Cornerstone of Liberty: Property Rights in 21st Century America
Timothy Sandefur, one of a growing number of young attorneys defending owners today, discusses his new book on the problem, with comments by John Echeverria, who offers a very different perspective on the issue.
A little over a year ago, the Supreme Court lit a firestorm across America when it upheld the decision of the City of New London, Connecticut, to transfer Susette Kelo's home to another owner who could make "better" use of it. With that, Americans finally came to realize the present perilous state of their property rights - and many state legislatures have responded. But others argue that the Court got it right, that the judiciary, except in extreme cases, should leave the political choice of whether to exercise eminent domain to our elected representatives, and that the state legislatures have so far basically gotten it right by charting different courses for different state circumstances- The Cato Institute
Bio
John D. Echeverria
John D. Echeverria is the Executive Director of the Georgetown Environmental Law and Policy Institute at Georgetown University Law Center, which conducts research and education on legal and policy issues related to protection of the environment and conservation of natural resources.
Mr. Echeverria is the former General Counsel of the National Audubon Society, the former General Counsel and Conservation Director of American Rivers, Inc., and a graduate of the Yale Law School and the Yale School of Forestry and Environmental Studies.
He served as law clerk to the Honorable Gerhard Gesell of the U.S. District Court in the District of Columbia.
Mr. Echeverria has written extensively on the takings issue and various other aspects of environmental and natural resource law. He frequently represents state and local governments, environmental organizations, planning organizations and others in regulatory takings cases at all levels of the federal and state court systems.

- [LIST OF TASKS]
1: Answer these questions from the property rights passage:
(a) Which city's decision did the Supreme Court uphold?
(b) For which judge did John D. Echeverria serve as law clerk?
(c) At which organization was he both General Counsel and Conservation Director?
2: Extract, word for word, the part of the property rights passage starting with "Mr. Echeverria is" and going on through "and Environmental Studies.".
The records after this point are separate material, not part of the property rights passage.

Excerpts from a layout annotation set

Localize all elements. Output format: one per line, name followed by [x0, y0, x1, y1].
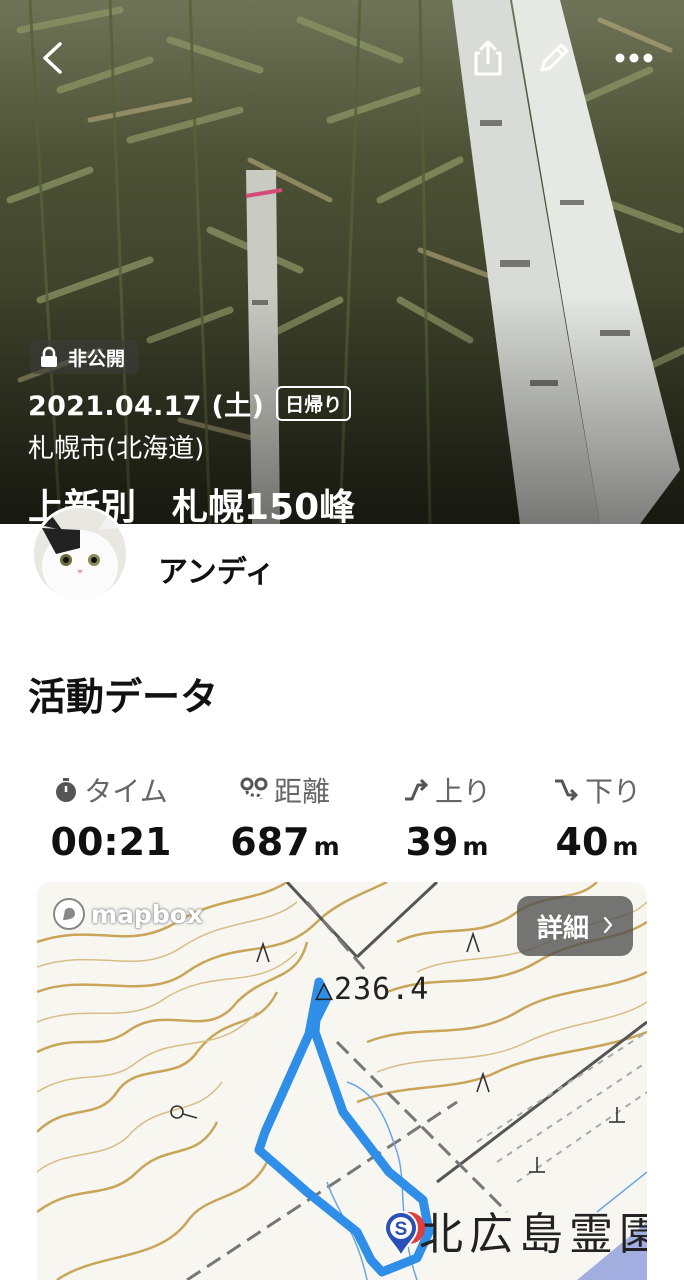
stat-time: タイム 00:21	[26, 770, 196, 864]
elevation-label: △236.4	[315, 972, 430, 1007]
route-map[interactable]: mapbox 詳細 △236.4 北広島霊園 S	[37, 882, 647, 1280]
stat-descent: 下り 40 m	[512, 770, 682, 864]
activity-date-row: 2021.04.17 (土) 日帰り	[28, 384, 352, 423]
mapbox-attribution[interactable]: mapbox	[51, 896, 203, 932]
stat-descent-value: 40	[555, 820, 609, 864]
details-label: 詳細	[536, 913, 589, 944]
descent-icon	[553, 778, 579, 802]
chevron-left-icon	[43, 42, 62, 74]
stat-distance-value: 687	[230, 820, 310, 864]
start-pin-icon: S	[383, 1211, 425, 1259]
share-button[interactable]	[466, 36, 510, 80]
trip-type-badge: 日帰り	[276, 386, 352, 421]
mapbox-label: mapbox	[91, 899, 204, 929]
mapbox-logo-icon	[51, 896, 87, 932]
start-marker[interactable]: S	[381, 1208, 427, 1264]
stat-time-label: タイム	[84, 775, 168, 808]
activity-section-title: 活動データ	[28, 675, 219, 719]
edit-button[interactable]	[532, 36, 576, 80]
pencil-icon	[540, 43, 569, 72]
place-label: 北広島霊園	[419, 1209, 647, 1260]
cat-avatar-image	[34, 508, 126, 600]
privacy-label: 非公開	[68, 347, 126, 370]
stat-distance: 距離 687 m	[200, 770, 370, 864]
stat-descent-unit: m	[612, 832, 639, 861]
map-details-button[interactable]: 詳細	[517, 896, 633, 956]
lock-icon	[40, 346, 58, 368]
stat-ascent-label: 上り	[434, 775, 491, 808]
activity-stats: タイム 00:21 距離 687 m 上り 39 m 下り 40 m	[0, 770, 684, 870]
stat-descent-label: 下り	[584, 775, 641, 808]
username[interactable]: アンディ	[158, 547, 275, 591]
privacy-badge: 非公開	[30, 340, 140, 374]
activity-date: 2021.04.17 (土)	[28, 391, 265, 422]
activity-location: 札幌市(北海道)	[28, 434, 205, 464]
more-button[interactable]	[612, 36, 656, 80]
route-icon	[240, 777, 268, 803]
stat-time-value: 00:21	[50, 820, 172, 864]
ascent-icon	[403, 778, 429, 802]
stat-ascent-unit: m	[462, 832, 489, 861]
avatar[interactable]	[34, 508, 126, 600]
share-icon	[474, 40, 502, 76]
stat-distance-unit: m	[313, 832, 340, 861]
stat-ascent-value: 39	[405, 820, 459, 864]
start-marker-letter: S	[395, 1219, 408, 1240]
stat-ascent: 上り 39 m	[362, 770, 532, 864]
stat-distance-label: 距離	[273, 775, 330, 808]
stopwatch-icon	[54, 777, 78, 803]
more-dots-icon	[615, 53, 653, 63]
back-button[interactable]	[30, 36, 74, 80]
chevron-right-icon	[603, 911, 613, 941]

--

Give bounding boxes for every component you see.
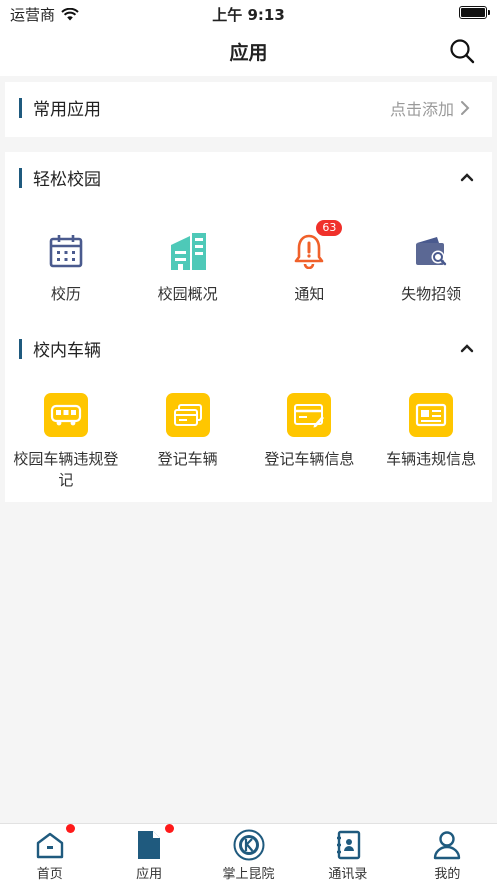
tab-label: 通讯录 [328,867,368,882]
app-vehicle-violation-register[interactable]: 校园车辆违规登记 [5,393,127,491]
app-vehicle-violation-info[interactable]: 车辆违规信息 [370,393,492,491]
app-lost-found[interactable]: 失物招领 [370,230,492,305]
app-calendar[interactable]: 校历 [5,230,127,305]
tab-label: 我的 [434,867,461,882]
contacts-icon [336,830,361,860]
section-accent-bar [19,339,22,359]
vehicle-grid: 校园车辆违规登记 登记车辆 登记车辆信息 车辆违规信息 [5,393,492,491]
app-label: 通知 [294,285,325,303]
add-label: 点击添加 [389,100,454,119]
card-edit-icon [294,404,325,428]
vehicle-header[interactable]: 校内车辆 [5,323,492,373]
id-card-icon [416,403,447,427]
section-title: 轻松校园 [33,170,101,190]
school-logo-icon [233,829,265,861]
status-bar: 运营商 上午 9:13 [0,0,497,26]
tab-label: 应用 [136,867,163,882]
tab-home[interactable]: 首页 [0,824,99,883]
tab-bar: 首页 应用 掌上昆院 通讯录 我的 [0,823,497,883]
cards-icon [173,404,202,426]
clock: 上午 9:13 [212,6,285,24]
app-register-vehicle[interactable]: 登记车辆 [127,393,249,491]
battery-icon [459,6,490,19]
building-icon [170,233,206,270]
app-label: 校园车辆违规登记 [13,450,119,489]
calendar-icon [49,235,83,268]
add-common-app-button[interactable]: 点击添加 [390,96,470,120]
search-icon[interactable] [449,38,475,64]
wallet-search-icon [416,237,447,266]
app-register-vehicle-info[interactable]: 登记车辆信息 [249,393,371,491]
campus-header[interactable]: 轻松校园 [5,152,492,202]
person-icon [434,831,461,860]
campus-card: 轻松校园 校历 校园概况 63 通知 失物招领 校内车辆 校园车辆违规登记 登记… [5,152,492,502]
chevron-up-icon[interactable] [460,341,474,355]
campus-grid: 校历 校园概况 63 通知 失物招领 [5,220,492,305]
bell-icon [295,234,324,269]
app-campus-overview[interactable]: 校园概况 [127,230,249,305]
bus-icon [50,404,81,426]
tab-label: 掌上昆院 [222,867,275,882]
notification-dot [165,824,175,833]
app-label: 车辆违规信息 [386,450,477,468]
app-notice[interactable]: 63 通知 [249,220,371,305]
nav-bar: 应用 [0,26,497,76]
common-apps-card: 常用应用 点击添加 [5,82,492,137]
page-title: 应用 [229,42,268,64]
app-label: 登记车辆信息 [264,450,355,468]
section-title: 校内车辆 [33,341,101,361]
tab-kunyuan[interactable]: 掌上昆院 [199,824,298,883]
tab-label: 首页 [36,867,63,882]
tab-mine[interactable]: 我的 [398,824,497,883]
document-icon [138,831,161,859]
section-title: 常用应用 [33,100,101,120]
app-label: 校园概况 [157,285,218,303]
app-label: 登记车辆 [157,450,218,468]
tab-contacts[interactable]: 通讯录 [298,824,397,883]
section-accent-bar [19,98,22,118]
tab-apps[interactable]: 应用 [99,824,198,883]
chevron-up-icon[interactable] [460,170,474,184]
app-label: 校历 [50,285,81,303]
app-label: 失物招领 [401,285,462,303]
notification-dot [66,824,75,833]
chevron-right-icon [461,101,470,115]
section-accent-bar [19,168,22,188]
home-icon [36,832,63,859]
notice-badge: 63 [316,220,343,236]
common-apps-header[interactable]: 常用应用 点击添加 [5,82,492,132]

- [EXPECTED OUTPUTS]
1:
(a) The City of New London, Connecticut
(b) The Honorable Gerhard Gesell of the U.S. District Court in the District of Columbia
(c) American Rivers, Inc.

2:
Mr. Echeverria is the former General Counsel of the National Audubon Society, the former General Counsel and Conservation Director of American Rivers, Inc., and a graduate of the Yale Law School and the Yale School of Forestry and Environmental Studies.